▸ Problem details: Each record must be retyped in full. No character may differ.

▸ Task inputs:

━━━━━━━━

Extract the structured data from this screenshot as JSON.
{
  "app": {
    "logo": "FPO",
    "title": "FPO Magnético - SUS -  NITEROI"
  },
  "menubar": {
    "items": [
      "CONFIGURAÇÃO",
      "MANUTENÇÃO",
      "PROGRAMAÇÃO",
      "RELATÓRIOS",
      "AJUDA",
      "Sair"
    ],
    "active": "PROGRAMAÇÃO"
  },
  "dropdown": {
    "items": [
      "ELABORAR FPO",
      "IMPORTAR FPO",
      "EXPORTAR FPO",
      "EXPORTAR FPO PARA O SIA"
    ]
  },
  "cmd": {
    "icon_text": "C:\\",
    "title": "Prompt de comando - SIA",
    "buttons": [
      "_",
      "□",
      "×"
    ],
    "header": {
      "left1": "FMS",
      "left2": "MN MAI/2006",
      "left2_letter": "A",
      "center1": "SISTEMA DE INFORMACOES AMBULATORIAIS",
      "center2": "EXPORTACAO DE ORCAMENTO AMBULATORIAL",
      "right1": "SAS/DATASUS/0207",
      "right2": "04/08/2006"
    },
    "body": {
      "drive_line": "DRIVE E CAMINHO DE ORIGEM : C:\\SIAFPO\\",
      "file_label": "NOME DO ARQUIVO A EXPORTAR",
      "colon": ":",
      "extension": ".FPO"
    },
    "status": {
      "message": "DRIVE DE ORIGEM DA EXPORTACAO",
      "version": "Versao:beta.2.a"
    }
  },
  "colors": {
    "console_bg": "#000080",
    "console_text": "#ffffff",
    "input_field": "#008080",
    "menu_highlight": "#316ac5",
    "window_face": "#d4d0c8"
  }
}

━━━━━━━━

▸ Solution to the problem:
Extract the structured data from this screenshot as JSON.
{
  "app": {
    "logo": "FPO",
    "title": "FPO Magnético - SUS -  NITEROI"
  },
  "menubar": {
    "items": [
      "CONFIGURAÇÃO",
      "MANUTENÇÃO",
      "PROGRAMAÇÃO",
      "RELATÓRIOS",
      "AJUDA",
      "Sair"
    ],
    "active": "PROGRAMAÇÃO"
  },
  "dropdown": {
    "items": [
      "ELABORAR FPO",
      "IMPORTAR FPO",
      "EXPORTAR FPO",
      "EXPORTAR FPO PARA O SIA"
    ]
  },
  "cmd": {
    "icon_text": "C:\\",
    "title": "Prompt de comando - SIA",
    "buttons": [
      "_",
      "□",
      "×"
    ],
    "header": {
      "left1": "FMS",
      "left2": "MN MAI/2006",
      "left2_letter": "A",
      "center1": "SISTEMA DE INFORMACOES AMBULATORIAIS",
      "center2": "EXPORTACAO DE ORCAMENTO AMBULATORIAL",
      "right1": "SAS/DATASUS/0207",
      "right2": "04/08/2006"
    },
    "body": {
      "drive_line": "DRIVE E CAMINHO DE ORIGEM : C:\\SIAFPO\\",
      "file_label": "NOME DO ARQUIVO A EXPORTAR",
      "colon": ":",
      "extension": ".FPO"
    },
    "status": {
      "message": "DRIVE DE ORIGEM DA EXPORTACAO",
      "version": "Versao:beta.2.a"
    }
  },
  "colors": {
    "console_bg": "#000080",
    "console_text": "#ffffff",
    "input_field": "#008080",
    "menu_highlight": "#316ac5",
    "window_face": "#d4d0c8"
  }
}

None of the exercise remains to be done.